▶ **Raw records**
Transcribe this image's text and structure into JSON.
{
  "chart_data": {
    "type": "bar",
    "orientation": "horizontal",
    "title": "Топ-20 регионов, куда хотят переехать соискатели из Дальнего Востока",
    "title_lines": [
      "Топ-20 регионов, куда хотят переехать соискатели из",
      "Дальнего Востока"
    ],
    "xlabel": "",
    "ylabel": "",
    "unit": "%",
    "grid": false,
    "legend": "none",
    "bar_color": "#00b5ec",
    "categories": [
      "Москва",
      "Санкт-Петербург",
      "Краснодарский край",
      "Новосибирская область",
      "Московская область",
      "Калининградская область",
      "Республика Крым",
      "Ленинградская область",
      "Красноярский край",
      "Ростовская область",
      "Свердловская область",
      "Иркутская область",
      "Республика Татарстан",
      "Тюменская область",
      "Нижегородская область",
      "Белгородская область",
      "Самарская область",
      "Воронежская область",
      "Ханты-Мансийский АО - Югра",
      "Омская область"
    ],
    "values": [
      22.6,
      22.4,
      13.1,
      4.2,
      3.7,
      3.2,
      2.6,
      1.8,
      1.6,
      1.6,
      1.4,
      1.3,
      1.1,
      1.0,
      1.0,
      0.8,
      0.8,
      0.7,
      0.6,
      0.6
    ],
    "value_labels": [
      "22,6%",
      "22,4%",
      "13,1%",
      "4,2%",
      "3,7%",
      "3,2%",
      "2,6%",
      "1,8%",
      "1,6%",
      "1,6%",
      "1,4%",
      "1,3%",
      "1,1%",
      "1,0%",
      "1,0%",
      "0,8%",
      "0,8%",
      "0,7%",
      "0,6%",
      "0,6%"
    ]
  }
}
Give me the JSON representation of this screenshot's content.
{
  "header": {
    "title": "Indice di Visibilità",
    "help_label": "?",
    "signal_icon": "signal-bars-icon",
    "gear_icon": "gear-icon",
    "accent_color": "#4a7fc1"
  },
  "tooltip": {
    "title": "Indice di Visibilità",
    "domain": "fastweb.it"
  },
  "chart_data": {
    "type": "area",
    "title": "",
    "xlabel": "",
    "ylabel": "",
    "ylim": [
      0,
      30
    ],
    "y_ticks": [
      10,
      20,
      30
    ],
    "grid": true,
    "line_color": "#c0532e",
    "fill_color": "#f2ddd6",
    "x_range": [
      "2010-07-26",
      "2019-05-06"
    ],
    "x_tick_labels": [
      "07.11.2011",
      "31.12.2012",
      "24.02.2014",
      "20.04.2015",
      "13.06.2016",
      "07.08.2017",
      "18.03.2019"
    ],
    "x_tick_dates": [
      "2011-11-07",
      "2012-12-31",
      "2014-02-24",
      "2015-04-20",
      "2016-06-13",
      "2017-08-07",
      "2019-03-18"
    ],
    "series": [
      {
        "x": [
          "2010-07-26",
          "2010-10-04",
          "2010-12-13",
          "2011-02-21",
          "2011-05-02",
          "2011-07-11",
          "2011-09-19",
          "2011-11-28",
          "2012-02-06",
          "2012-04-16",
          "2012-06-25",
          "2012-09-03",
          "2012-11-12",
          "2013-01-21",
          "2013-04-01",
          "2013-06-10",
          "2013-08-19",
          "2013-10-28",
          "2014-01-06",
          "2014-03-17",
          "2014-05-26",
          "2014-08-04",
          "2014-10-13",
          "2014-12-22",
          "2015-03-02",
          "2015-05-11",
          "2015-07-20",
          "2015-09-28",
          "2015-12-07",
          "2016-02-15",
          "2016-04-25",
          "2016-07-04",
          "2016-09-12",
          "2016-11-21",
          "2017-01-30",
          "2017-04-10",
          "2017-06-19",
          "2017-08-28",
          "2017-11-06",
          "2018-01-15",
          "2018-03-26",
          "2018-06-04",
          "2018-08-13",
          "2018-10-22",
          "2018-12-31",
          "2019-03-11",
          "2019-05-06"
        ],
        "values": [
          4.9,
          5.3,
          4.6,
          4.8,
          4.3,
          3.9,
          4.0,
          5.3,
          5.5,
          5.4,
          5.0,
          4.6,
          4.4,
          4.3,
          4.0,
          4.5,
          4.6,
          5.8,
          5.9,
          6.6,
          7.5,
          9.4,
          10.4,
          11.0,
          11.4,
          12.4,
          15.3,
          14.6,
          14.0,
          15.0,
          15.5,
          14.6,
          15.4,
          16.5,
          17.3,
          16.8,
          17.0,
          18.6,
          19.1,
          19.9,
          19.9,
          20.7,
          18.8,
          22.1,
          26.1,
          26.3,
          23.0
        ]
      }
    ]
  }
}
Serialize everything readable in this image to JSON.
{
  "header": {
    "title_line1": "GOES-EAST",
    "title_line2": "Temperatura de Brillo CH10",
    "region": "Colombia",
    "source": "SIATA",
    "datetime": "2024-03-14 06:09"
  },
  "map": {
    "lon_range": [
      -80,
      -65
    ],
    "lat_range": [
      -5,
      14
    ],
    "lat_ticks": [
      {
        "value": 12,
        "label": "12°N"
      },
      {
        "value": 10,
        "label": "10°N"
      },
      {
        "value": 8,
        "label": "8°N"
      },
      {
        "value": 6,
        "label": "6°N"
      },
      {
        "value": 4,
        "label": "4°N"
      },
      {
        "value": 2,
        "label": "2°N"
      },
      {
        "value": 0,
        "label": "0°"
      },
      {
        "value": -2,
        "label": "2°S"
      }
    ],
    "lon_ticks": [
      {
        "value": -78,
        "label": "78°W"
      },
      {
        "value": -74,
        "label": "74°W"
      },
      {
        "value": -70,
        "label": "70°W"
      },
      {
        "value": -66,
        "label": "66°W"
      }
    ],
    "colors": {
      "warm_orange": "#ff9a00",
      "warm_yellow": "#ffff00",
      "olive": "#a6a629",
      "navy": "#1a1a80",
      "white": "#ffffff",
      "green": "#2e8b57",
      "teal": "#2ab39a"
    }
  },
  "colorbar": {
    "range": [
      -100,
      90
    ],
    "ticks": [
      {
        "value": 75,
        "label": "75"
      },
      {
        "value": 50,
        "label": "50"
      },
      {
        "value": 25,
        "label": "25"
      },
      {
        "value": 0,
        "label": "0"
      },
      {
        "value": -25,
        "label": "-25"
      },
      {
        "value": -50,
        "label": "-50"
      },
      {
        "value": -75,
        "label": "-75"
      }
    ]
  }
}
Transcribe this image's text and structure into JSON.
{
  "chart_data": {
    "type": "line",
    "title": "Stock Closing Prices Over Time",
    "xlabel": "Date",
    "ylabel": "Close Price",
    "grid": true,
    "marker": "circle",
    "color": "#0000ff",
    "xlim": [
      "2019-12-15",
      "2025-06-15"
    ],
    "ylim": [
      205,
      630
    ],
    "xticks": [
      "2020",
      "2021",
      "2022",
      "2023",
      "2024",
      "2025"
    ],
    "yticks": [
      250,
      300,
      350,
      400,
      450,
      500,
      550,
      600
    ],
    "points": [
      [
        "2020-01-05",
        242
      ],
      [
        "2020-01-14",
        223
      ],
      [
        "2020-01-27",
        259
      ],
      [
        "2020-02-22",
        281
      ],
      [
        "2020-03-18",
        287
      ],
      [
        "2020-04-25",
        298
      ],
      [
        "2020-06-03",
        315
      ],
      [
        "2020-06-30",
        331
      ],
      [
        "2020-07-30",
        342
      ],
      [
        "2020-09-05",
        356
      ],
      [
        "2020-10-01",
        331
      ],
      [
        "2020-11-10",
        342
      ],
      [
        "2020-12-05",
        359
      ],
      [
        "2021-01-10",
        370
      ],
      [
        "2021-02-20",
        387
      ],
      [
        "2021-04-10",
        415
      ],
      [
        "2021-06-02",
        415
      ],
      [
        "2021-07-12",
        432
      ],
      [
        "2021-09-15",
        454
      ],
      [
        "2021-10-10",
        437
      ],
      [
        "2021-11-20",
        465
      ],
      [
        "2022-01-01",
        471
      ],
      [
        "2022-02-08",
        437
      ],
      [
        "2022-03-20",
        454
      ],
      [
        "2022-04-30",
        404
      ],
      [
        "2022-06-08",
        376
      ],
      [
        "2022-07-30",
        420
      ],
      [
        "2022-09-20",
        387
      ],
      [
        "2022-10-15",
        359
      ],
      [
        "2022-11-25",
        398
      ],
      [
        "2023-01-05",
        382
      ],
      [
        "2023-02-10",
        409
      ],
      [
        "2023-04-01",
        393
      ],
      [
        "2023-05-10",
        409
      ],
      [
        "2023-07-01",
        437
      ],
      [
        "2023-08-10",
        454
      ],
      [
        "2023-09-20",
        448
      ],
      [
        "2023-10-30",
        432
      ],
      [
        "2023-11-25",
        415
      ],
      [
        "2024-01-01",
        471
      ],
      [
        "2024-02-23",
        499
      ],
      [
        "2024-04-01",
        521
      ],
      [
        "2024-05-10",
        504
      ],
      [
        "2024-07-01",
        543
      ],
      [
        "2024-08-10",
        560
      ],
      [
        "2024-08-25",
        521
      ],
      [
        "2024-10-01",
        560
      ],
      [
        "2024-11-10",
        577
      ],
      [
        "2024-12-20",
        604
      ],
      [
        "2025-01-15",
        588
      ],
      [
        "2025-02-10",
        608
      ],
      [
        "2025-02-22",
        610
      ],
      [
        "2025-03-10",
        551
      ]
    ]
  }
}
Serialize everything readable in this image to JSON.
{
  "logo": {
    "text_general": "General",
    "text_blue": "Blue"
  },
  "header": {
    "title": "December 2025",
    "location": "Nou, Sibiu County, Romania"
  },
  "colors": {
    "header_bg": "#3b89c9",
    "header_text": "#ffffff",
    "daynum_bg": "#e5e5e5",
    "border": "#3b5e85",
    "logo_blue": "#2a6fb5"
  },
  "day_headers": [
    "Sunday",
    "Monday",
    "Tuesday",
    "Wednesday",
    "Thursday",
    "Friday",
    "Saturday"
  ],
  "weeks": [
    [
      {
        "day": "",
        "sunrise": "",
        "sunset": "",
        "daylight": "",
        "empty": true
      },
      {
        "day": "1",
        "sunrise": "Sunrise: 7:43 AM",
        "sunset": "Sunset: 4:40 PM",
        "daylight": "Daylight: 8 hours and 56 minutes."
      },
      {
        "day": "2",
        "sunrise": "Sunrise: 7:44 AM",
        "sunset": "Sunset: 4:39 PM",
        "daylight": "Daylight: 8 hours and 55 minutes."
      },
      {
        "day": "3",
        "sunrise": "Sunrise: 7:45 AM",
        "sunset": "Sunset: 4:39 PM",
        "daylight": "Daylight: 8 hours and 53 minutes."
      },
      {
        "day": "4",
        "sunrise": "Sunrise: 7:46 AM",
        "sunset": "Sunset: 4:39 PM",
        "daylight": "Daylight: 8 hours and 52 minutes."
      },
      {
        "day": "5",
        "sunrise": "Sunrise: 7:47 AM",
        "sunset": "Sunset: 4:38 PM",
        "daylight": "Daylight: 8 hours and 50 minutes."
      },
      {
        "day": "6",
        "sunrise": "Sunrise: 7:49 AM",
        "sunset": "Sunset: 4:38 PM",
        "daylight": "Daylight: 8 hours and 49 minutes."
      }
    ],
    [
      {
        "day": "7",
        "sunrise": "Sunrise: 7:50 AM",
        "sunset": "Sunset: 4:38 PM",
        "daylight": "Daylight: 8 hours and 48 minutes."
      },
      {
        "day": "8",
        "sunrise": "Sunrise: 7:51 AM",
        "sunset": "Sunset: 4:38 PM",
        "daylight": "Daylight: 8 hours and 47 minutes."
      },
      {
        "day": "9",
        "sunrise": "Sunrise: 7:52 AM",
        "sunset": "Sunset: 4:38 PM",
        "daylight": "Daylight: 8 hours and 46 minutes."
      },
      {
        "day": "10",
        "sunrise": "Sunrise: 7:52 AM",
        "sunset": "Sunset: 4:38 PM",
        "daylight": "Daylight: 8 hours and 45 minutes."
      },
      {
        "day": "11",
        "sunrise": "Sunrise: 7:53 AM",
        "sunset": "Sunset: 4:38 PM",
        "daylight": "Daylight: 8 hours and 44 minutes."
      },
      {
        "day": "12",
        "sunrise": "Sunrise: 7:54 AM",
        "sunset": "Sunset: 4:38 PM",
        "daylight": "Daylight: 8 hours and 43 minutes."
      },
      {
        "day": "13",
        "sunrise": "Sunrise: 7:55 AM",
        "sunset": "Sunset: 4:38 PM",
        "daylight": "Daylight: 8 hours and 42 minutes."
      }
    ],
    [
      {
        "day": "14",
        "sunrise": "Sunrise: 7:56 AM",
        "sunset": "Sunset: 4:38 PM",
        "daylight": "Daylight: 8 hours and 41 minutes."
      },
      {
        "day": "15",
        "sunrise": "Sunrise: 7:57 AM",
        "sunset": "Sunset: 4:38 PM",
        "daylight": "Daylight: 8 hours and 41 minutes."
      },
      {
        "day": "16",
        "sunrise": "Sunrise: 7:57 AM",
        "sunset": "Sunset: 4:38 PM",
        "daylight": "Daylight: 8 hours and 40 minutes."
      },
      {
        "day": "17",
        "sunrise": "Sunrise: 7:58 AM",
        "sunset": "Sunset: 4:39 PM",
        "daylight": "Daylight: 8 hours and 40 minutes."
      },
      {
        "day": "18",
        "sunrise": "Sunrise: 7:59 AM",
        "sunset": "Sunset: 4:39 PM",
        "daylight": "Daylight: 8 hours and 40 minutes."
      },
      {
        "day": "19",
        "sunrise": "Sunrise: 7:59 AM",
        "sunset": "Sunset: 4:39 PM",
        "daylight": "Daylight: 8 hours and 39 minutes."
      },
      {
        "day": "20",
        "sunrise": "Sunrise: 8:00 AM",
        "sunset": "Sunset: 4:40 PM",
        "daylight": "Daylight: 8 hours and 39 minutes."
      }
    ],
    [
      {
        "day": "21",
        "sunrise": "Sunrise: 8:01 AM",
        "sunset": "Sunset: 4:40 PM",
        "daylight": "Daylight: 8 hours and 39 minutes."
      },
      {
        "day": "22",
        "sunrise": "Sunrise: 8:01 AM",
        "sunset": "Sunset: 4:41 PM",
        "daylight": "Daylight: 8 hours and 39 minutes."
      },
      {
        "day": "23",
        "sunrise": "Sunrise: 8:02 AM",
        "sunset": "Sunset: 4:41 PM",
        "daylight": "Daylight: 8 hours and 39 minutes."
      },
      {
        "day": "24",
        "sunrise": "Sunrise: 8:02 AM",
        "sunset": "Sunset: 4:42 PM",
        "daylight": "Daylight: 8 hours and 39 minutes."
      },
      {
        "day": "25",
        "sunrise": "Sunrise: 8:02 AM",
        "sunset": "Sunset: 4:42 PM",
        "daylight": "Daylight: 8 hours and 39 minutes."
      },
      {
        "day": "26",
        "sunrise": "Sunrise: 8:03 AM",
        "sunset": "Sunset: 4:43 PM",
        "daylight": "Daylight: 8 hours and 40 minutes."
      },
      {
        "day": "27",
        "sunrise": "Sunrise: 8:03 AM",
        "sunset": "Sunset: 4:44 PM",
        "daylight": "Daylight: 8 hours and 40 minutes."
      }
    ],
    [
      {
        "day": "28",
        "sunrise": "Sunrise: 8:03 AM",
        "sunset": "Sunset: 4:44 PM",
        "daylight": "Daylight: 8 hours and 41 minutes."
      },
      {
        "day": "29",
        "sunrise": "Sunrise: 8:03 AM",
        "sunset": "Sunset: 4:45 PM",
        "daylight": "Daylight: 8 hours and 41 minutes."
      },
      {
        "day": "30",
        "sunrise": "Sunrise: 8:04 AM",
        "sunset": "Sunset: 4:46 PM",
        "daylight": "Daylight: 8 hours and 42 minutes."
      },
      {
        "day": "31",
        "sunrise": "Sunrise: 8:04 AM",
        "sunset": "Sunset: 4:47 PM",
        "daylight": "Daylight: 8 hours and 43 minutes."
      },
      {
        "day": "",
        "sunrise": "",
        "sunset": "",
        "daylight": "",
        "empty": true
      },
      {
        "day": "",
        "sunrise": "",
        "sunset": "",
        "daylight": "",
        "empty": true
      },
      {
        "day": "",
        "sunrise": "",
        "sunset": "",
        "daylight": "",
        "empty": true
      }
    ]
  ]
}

▶ **What is asked**
Copy each line in the data that holds the word "Дальнего".

▶ **Final answer**
    "title": "Топ-20 регионов, куда хотят переехать соискатели из Дальнего Востока",
      "Дальнего Востока"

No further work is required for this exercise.